[START Provided data]

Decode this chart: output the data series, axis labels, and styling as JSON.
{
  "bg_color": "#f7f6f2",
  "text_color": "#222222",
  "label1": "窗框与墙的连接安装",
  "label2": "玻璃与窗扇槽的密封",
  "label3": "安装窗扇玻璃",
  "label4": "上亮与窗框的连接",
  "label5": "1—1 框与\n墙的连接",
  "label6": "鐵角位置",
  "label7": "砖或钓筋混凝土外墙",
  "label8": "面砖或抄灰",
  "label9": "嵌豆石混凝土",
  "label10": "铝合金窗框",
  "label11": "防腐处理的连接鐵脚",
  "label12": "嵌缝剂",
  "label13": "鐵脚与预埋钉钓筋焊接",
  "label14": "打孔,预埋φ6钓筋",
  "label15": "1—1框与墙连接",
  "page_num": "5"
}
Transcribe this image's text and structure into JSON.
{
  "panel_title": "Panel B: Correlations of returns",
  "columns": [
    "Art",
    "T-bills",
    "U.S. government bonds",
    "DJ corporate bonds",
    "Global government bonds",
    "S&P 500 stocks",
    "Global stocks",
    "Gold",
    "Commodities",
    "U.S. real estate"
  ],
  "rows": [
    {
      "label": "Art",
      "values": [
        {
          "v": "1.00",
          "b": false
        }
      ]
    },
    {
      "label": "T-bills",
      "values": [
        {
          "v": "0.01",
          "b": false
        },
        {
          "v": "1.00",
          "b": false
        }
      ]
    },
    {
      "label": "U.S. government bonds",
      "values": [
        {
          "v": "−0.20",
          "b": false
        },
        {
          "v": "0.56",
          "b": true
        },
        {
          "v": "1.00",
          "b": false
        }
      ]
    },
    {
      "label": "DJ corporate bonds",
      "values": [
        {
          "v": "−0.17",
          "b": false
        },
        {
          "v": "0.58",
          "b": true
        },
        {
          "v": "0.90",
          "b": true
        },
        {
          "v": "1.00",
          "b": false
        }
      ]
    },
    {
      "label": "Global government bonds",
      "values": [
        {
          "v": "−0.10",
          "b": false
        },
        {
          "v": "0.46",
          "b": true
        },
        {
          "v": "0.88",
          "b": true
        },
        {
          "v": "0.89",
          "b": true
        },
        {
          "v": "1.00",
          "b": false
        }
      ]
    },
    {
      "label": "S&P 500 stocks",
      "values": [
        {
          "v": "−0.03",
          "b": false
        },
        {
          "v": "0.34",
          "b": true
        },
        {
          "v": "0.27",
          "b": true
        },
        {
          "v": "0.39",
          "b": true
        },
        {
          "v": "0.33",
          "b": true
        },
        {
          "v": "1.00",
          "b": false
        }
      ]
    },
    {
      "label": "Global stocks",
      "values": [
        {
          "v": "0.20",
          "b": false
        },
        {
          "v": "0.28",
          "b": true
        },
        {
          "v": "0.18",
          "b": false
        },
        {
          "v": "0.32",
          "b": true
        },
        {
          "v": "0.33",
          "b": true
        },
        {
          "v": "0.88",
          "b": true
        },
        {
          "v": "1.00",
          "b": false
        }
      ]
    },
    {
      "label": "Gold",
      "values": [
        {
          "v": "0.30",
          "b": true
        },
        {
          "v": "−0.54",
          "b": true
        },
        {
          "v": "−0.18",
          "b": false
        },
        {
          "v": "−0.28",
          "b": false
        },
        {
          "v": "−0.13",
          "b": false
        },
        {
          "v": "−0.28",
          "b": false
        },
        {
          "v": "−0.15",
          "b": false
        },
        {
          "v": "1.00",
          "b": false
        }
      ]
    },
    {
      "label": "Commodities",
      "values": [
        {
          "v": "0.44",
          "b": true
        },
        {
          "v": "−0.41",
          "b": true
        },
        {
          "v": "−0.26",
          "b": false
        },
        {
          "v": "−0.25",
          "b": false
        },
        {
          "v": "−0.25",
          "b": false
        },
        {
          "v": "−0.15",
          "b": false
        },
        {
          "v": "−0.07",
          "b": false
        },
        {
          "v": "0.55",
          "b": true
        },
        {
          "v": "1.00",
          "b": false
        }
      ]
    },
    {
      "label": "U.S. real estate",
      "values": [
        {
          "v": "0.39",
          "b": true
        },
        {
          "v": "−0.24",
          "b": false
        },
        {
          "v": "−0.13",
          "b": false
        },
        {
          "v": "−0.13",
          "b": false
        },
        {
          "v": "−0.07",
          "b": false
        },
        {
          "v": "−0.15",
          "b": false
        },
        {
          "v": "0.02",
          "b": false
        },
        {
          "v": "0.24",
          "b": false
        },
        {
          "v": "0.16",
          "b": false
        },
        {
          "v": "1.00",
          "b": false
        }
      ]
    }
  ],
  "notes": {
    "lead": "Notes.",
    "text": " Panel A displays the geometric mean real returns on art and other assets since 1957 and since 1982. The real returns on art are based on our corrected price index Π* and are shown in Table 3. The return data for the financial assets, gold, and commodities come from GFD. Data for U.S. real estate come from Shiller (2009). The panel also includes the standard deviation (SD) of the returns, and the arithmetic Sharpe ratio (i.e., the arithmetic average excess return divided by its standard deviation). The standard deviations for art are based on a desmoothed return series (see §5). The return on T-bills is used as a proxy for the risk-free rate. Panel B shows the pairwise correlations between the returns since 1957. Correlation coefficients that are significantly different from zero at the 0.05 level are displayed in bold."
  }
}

[END Provided data]

→ **Written task**:
Show every line of the records above that contains the word "this".

→ **Task solution**:
Decode this chart: output the data series, axis labels, and styling as JSON.
Transcribe this image's text and structure into JSON.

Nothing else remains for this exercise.